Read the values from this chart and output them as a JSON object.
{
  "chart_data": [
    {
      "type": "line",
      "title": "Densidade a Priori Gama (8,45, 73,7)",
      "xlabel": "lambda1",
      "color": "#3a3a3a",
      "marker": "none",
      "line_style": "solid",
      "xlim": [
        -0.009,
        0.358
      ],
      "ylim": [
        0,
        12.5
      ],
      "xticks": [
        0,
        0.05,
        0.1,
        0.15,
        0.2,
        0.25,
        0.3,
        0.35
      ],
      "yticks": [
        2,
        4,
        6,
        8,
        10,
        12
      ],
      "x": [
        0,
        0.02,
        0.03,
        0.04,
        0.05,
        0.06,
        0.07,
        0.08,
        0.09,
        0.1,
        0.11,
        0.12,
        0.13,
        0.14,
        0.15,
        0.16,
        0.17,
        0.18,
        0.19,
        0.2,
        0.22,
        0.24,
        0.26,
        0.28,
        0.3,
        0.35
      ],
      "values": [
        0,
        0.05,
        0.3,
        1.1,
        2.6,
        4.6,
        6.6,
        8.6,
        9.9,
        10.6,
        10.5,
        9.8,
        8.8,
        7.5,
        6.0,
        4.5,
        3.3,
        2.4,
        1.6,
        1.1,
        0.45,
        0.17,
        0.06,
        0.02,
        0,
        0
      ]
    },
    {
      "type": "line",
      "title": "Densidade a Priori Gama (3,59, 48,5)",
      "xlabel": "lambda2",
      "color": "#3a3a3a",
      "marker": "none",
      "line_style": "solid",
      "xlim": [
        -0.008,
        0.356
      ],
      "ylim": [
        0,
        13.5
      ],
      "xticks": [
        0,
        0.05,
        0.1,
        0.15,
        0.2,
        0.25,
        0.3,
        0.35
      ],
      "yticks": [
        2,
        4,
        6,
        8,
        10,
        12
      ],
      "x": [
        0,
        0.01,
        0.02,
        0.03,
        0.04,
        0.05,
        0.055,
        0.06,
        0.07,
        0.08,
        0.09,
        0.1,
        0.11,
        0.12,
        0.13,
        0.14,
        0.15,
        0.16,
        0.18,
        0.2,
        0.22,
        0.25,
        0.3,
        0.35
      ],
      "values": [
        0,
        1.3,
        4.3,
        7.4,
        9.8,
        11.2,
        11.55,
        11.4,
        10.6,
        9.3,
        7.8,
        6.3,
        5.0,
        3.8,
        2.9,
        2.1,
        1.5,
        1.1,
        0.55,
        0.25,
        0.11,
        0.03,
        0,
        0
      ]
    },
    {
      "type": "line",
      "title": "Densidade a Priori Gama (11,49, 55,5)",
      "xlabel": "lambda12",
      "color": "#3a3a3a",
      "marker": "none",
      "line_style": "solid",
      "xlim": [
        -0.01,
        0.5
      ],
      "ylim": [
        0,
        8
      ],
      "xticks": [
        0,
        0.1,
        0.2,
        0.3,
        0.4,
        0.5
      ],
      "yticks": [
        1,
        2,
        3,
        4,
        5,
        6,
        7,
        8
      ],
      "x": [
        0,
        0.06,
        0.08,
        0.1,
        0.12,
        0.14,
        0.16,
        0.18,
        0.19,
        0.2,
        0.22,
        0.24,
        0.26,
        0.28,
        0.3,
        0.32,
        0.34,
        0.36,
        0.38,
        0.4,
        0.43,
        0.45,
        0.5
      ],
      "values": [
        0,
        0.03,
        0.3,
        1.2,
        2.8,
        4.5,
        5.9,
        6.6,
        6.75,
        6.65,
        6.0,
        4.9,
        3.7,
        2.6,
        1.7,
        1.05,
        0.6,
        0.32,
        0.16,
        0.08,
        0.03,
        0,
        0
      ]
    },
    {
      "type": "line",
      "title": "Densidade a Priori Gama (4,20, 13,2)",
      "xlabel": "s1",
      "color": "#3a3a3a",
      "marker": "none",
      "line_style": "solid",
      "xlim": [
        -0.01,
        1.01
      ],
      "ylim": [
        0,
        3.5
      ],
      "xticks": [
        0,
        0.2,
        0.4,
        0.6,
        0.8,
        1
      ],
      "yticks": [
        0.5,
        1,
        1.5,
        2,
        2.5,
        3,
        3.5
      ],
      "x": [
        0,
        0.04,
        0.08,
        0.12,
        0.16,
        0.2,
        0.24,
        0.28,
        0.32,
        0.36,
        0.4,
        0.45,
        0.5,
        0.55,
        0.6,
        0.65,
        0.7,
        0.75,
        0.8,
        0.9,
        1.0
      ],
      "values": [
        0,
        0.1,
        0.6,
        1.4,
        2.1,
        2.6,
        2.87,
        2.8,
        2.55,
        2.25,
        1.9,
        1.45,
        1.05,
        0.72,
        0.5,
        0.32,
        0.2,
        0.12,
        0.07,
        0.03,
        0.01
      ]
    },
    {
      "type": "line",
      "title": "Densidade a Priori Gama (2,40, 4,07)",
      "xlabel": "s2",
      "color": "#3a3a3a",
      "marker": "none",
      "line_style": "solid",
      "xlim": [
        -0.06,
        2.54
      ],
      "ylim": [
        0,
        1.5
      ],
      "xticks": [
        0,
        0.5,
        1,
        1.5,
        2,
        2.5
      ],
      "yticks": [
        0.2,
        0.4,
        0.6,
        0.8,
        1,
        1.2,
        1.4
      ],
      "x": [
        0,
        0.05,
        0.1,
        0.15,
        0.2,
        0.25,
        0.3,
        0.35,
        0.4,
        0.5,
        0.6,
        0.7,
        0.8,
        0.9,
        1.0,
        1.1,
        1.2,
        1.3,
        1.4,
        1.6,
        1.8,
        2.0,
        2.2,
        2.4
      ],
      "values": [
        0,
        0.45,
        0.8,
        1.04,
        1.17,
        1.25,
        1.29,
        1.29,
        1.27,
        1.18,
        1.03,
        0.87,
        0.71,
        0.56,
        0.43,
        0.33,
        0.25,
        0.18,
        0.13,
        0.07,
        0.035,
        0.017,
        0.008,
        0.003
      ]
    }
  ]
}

◆ DIRECTIONS FOR THIS TASK: Among the entries above, identify all lines with "Priori" and copy them.

◆ SOLUTION TO THIS EXERCISE:
      "title": "Densidade a Priori Gama (8,45, 73,7)",
      "title": "Densidade a Priori Gama (3,59, 48,5)",
      "title": "Densidade a Priori Gama (11,49, 55,5)",
      "title": "Densidade a Priori Gama (4,20, 13,2)",
      "title": "Densidade a Priori Gama (2,40, 4,07)",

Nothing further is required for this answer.